Set problem: Write out the listing below exactly, and omit any images you find in it.
━━━ Data ━━━
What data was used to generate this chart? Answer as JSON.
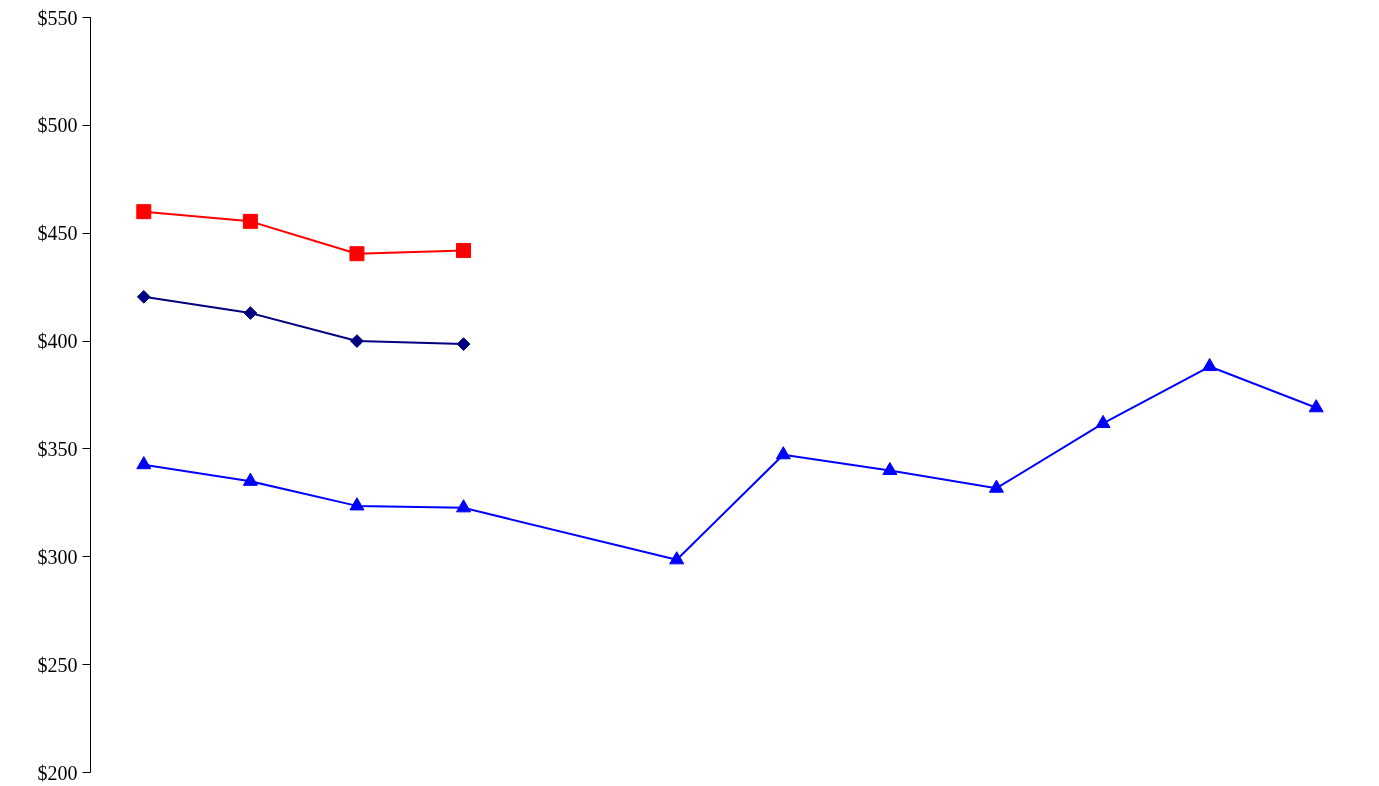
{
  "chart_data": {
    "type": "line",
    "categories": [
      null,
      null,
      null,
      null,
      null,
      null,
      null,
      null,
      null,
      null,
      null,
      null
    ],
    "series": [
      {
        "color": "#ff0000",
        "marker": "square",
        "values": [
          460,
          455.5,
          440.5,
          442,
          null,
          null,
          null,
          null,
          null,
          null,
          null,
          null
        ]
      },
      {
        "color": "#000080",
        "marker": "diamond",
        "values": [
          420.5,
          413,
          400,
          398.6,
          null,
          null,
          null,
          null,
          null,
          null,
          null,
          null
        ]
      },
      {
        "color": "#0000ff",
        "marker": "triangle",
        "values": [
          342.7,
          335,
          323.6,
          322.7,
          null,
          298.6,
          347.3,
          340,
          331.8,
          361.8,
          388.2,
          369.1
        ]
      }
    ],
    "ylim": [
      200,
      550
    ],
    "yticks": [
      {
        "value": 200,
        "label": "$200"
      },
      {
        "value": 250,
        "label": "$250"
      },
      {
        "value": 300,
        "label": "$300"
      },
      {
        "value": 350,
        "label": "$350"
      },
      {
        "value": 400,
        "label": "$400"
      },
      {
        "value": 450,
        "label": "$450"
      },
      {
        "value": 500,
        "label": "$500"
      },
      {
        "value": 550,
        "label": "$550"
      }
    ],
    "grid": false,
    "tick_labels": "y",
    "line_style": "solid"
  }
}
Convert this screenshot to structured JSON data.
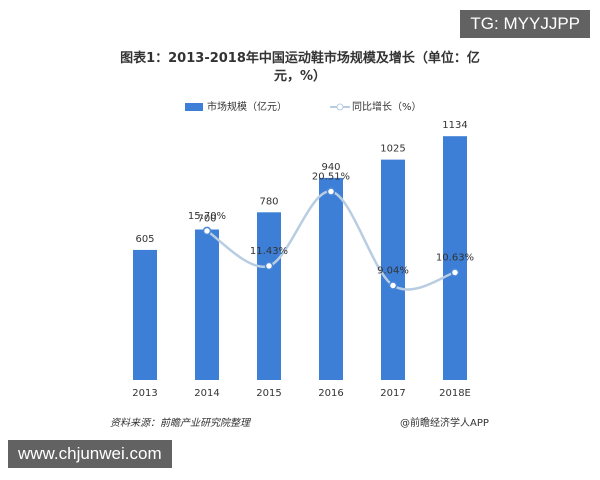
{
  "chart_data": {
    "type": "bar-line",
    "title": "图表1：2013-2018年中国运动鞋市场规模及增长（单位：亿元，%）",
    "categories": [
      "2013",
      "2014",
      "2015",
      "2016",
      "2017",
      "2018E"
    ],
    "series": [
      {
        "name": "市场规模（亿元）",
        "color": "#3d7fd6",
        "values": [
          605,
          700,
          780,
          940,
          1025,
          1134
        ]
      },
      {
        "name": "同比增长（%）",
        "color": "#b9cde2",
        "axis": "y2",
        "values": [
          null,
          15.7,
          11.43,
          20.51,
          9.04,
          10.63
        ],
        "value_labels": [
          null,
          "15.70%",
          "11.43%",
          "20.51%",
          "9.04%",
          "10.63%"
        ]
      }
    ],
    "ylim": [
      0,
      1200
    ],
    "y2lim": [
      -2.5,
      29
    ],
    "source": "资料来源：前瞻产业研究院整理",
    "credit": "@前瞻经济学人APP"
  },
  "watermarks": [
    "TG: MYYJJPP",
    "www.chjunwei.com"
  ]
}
━━━
Written reply:
What data was used to generate this chart? Answer as JSON.
{
  "chart_data": {
    "type": "line",
    "categories": [
      null,
      null,
      null,
      null,
      null,
      null,
      null,
      null,
      null,
      null,
      null,
      null
    ],
    "series": [
      {
        "color": "#ff0000",
        "marker": "square",
        "values": [
          460,
          455.5,
          440.5,
          442,
          null,
          null,
          null,
          null,
          null,
          null,
          null,
          null
        ]
      },
      {
        "color": "#000080",
        "marker": "diamond",
        "values": [
          420.5,
          413,
          400,
          398.6,
          null,
          null,
          null,
          null,
          null,
          null,
          null,
          null
        ]
      },
      {
        "color": "#0000ff",
        "marker": "triangle",
        "values": [
          342.7,
          335,
          323.6,
          322.7,
          null,
          298.6,
          347.3,
          340,
          331.8,
          361.8,
          388.2,
          369.1
        ]
      }
    ],
    "ylim": [
      200,
      550
    ],
    "yticks": [
      {
        "value": 200,
        "label": "$200"
      },
      {
        "value": 250,
        "label": "$250"
      },
      {
        "value": 300,
        "label": "$300"
      },
      {
        "value": 350,
        "label": "$350"
      },
      {
        "value": 400,
        "label": "$400"
      },
      {
        "value": 450,
        "label": "$450"
      },
      {
        "value": 500,
        "label": "$500"
      },
      {
        "value": 550,
        "label": "$550"
      }
    ],
    "grid": false,
    "tick_labels": "y",
    "line_style": "solid"
  }
}
Convert this screenshot to structured JSON data.
{
  "chart_data": {
    "type": "bar-line",
    "title": "图表1：2013-2018年中国运动鞋市场规模及增长（单位：亿元，%）",
    "categories": [
      "2013",
      "2014",
      "2015",
      "2016",
      "2017",
      "2018E"
    ],
    "series": [
      {
        "name": "市场规模（亿元）",
        "color": "#3d7fd6",
        "values": [
          605,
          700,
          780,
          940,
          1025,
          1134
        ]
      },
      {
        "name": "同比增长（%）",
        "color": "#b9cde2",
        "axis": "y2",
        "values": [
          null,
          15.7,
          11.43,
          20.51,
          9.04,
          10.63
        ],
        "value_labels": [
          null,
          "15.70%",
          "11.43%",
          "20.51%",
          "9.04%",
          "10.63%"
        ]
      }
    ],
    "ylim": [
      0,
      1200
    ],
    "y2lim": [
      -2.5,
      29
    ],
    "source": "资料来源：前瞻产业研究院整理",
    "credit": "@前瞻经济学人APP"
  },
  "watermarks": [
    "TG: MYYJJPP",
    "www.chjunwei.com"
  ]
}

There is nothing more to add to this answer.